▶ **Problem description**: Print out every line, exactly as written.

Dataset entries on figures:
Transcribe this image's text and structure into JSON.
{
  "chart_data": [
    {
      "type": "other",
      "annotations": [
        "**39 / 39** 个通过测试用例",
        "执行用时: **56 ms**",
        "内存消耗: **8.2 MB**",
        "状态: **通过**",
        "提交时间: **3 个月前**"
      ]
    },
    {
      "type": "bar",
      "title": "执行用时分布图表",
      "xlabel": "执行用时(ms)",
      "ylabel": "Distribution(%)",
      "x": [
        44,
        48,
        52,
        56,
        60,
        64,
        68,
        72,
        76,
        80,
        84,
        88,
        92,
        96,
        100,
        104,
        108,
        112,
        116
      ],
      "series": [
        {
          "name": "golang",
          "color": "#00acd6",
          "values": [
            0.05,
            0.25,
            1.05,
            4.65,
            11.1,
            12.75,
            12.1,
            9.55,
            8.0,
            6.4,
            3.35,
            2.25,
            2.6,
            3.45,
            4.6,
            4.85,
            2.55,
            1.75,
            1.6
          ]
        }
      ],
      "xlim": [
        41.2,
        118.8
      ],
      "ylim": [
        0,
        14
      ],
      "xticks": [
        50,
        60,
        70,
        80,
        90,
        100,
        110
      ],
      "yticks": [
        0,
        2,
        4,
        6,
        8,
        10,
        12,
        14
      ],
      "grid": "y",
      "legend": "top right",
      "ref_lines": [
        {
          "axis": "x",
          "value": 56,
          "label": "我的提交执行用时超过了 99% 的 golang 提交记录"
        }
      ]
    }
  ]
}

▶ **Written solution**:
Transcribe this image's text and structure into JSON.
{
  "chart_data": [
    {
      "type": "other",
      "annotations": [
        "**39 / 39** 个通过测试用例",
        "执行用时: **56 ms**",
        "内存消耗: **8.2 MB**",
        "状态: **通过**",
        "提交时间: **3 个月前**"
      ]
    },
    {
      "type": "bar",
      "title": "执行用时分布图表",
      "xlabel": "执行用时(ms)",
      "ylabel": "Distribution(%)",
      "x": [
        44,
        48,
        52,
        56,
        60,
        64,
        68,
        72,
        76,
        80,
        84,
        88,
        92,
        96,
        100,
        104,
        108,
        112,
        116
      ],
      "series": [
        {
          "name": "golang",
          "color": "#00acd6",
          "values": [
            0.05,
            0.25,
            1.05,
            4.65,
            11.1,
            12.75,
            12.1,
            9.55,
            8.0,
            6.4,
            3.35,
            2.25,
            2.6,
            3.45,
            4.6,
            4.85,
            2.55,
            1.75,
            1.6
          ]
        }
      ],
      "xlim": [
        41.2,
        118.8
      ],
      "ylim": [
        0,
        14
      ],
      "xticks": [
        50,
        60,
        70,
        80,
        90,
        100,
        110
      ],
      "yticks": [
        0,
        2,
        4,
        6,
        8,
        10,
        12,
        14
      ],
      "grid": "y",
      "legend": "top right",
      "ref_lines": [
        {
          "axis": "x",
          "value": 56,
          "label": "我的提交执行用时超过了 99% 的 golang 提交记录"
        }
      ]
    }
  ]
}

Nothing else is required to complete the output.